TASK GOAL. Only the number is wanted: how many lines of the data contain "responsible"?
•••
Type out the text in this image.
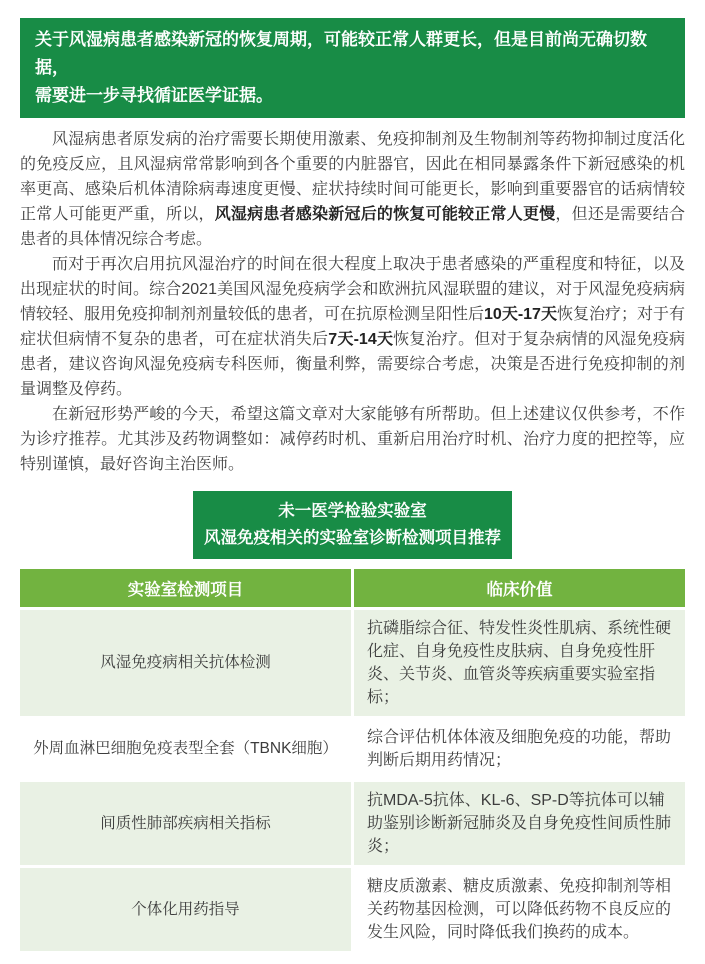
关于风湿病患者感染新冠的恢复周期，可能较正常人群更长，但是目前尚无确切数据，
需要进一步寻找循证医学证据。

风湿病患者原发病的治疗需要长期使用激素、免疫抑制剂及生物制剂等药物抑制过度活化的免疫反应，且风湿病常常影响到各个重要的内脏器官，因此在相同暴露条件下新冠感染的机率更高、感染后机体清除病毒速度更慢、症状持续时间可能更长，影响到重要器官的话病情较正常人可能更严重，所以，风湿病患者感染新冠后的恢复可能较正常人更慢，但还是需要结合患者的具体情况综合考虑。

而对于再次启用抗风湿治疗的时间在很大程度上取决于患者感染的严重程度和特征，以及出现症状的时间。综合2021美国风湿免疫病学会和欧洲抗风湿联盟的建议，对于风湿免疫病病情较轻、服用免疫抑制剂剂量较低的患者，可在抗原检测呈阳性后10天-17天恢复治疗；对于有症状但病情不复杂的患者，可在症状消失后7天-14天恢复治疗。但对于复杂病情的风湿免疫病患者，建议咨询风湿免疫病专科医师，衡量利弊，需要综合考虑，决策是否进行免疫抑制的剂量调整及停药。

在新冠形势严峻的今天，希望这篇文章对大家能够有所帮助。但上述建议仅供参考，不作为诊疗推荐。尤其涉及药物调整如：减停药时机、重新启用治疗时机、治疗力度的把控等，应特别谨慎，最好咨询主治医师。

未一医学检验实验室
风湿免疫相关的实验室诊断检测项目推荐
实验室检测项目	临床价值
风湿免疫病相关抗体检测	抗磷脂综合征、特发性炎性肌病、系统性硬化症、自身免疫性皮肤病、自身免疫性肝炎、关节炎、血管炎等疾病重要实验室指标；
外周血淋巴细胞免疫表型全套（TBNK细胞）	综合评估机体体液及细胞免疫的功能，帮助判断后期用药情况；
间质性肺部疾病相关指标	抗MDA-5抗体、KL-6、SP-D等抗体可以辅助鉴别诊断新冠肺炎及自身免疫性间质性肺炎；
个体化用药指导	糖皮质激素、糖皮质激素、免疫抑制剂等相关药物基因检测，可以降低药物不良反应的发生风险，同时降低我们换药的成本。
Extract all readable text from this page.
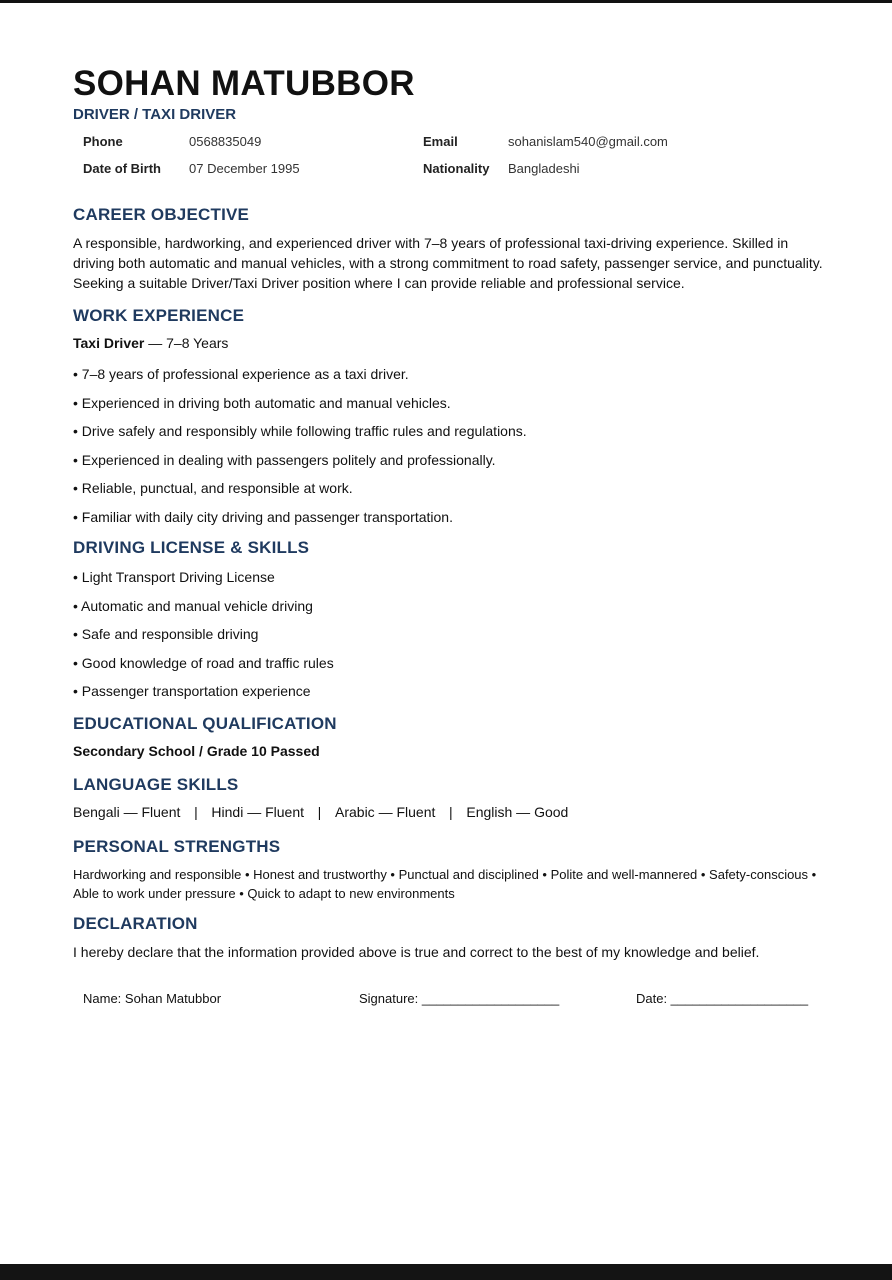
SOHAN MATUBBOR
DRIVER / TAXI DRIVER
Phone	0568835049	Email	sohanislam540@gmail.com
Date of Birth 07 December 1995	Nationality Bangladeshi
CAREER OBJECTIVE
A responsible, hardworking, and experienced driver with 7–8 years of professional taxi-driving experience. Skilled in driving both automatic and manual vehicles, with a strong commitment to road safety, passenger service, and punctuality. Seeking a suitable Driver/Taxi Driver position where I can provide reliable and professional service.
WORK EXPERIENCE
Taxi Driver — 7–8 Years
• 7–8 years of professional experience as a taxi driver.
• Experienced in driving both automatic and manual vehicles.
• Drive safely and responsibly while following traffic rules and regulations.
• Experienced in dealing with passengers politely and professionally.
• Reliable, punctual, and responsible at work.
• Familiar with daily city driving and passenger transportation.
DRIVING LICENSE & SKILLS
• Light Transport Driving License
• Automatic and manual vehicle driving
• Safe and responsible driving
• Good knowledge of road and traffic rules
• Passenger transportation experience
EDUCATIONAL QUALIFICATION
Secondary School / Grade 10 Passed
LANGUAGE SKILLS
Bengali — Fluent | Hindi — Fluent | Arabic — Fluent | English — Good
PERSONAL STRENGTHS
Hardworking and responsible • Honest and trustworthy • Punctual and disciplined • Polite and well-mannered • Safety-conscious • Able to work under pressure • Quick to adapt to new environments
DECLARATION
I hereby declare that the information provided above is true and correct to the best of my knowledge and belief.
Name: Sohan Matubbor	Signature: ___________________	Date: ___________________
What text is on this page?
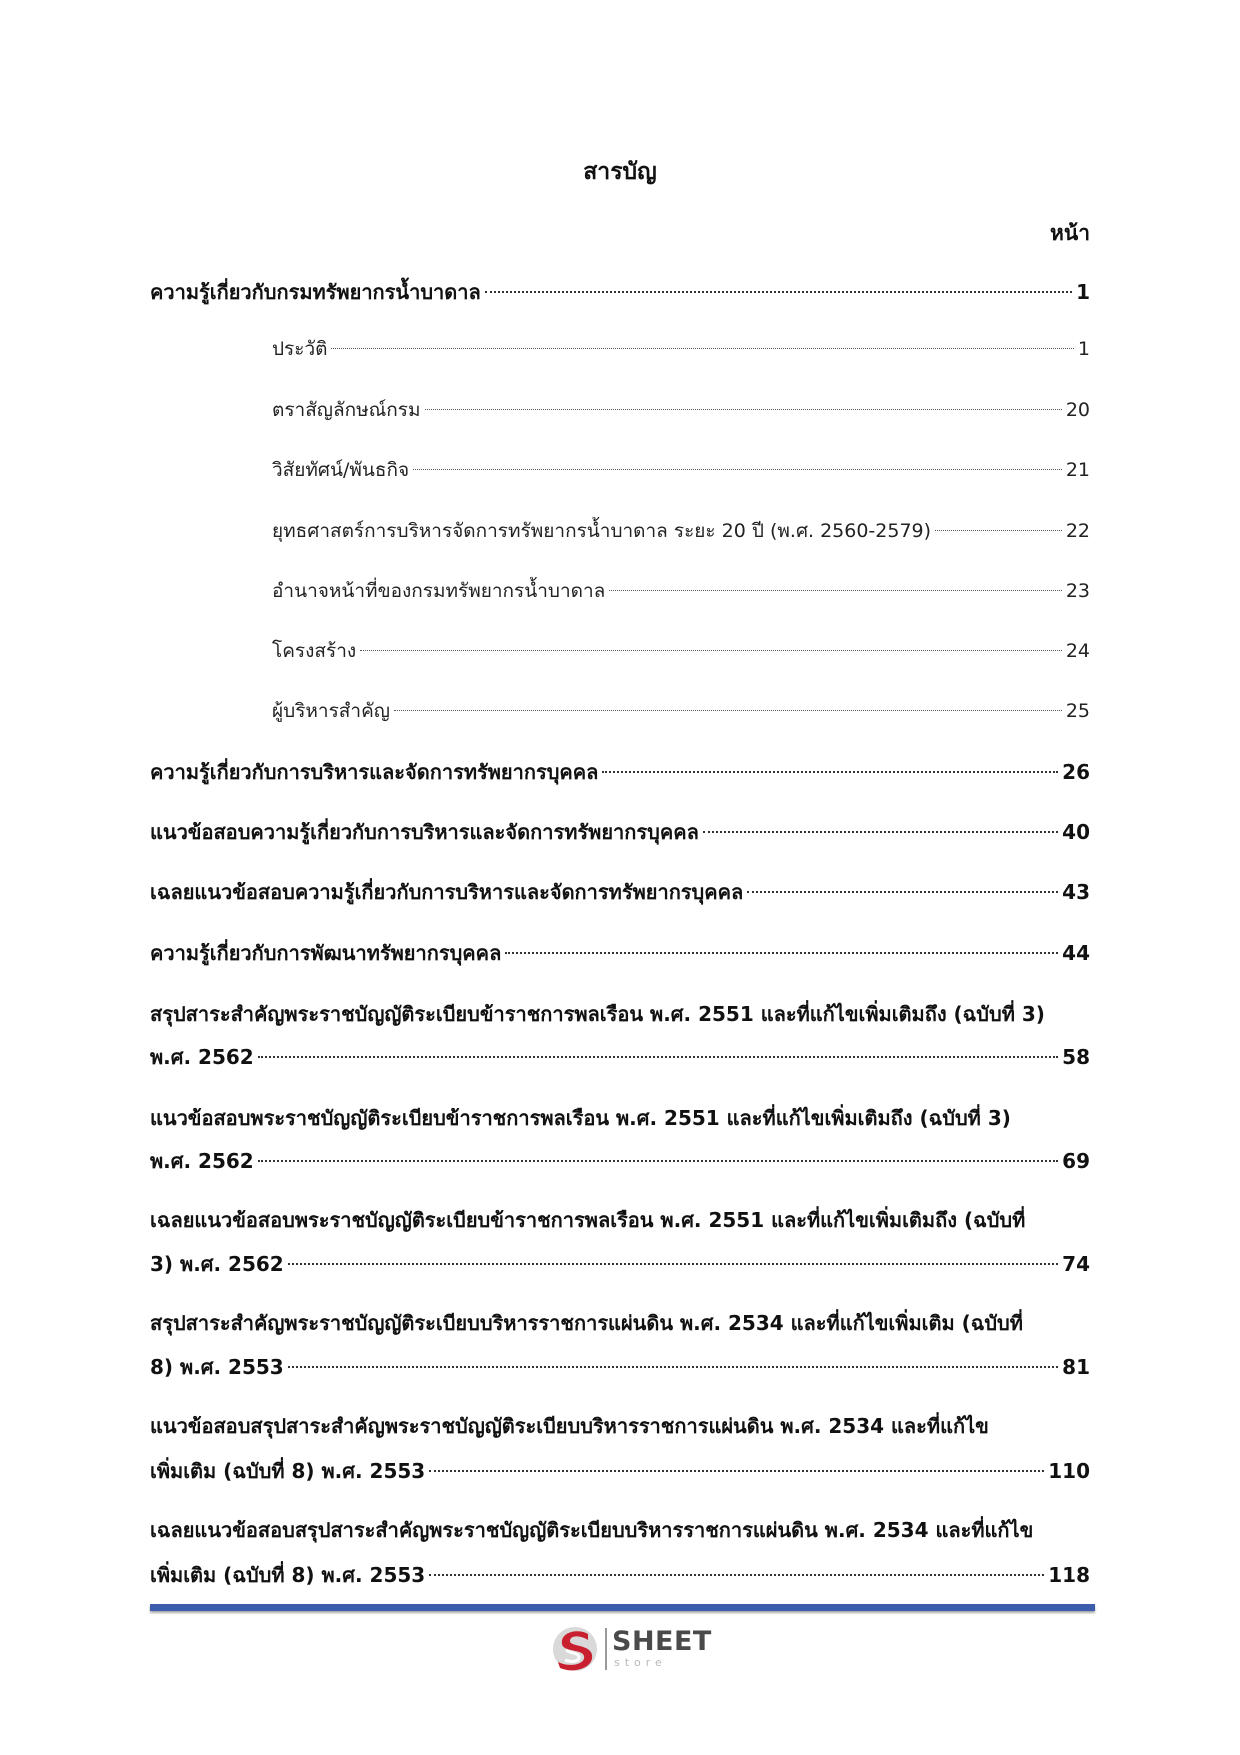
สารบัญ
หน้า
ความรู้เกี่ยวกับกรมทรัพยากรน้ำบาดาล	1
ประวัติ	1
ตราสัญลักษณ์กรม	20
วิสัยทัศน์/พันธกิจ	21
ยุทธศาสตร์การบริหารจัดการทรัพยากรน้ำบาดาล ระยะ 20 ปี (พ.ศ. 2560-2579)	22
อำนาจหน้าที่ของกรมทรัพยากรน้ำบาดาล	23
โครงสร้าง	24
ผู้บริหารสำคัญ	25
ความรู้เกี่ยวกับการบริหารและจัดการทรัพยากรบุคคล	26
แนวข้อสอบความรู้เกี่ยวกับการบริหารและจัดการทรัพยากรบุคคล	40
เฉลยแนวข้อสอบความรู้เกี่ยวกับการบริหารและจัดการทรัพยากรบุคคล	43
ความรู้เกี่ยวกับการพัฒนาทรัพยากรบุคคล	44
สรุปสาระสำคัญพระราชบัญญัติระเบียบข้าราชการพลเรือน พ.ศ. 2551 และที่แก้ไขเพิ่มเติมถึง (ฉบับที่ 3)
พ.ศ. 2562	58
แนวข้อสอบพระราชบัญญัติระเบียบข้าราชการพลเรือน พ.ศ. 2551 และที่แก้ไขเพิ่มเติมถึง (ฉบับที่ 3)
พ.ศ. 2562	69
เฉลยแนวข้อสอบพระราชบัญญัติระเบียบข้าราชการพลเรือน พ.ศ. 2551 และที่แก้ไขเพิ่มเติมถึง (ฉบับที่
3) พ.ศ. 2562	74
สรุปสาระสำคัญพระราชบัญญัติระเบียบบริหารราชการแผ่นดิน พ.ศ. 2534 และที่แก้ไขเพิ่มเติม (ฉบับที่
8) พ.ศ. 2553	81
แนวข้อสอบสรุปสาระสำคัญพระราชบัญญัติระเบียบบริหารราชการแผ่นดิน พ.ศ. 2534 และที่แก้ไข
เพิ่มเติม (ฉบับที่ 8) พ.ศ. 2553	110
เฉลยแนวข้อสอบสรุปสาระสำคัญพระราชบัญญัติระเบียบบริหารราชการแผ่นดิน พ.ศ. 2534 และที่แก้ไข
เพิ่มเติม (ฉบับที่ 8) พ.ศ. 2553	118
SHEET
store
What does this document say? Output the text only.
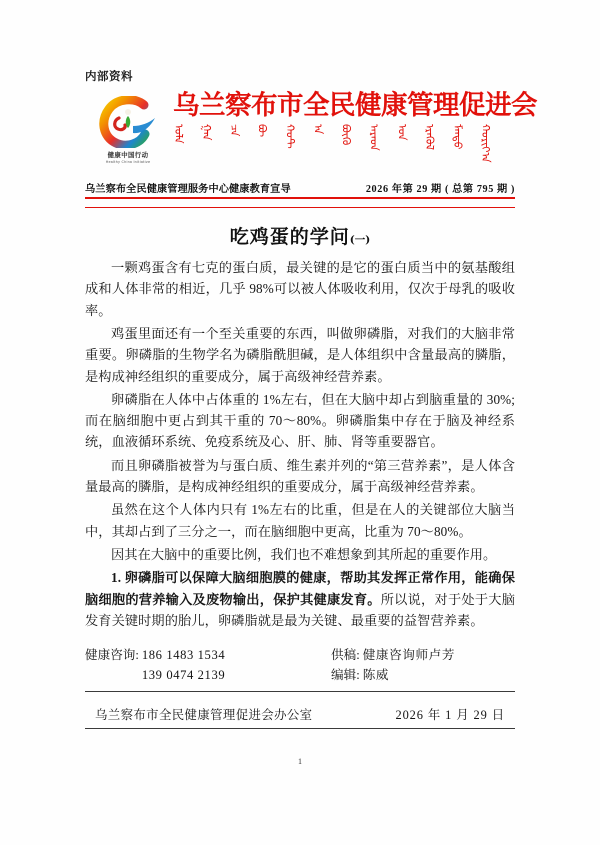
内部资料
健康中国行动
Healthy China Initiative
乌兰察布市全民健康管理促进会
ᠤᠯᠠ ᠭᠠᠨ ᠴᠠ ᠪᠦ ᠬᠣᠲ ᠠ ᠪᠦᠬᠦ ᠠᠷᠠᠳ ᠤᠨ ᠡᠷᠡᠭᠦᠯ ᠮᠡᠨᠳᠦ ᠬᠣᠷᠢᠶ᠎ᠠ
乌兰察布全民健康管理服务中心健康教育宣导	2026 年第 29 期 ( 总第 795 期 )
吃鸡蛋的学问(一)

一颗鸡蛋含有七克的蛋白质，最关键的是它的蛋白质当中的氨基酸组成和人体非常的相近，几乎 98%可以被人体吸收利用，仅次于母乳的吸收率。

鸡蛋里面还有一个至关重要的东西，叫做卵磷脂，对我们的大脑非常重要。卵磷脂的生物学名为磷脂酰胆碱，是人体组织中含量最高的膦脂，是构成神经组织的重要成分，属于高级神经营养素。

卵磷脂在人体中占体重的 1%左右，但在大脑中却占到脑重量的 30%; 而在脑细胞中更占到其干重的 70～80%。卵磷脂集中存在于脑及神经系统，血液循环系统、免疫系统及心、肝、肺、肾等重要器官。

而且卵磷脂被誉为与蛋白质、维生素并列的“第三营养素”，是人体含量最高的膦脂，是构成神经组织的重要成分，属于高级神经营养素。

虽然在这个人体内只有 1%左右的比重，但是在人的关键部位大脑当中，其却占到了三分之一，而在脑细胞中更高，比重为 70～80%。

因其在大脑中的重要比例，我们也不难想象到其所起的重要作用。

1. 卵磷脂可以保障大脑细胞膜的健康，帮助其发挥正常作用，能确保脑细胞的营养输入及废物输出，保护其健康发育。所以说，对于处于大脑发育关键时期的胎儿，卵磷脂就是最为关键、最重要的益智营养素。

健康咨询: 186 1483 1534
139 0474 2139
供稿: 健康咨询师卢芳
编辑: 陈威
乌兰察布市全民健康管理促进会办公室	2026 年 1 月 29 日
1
•••
FINISHED ANSWER. 4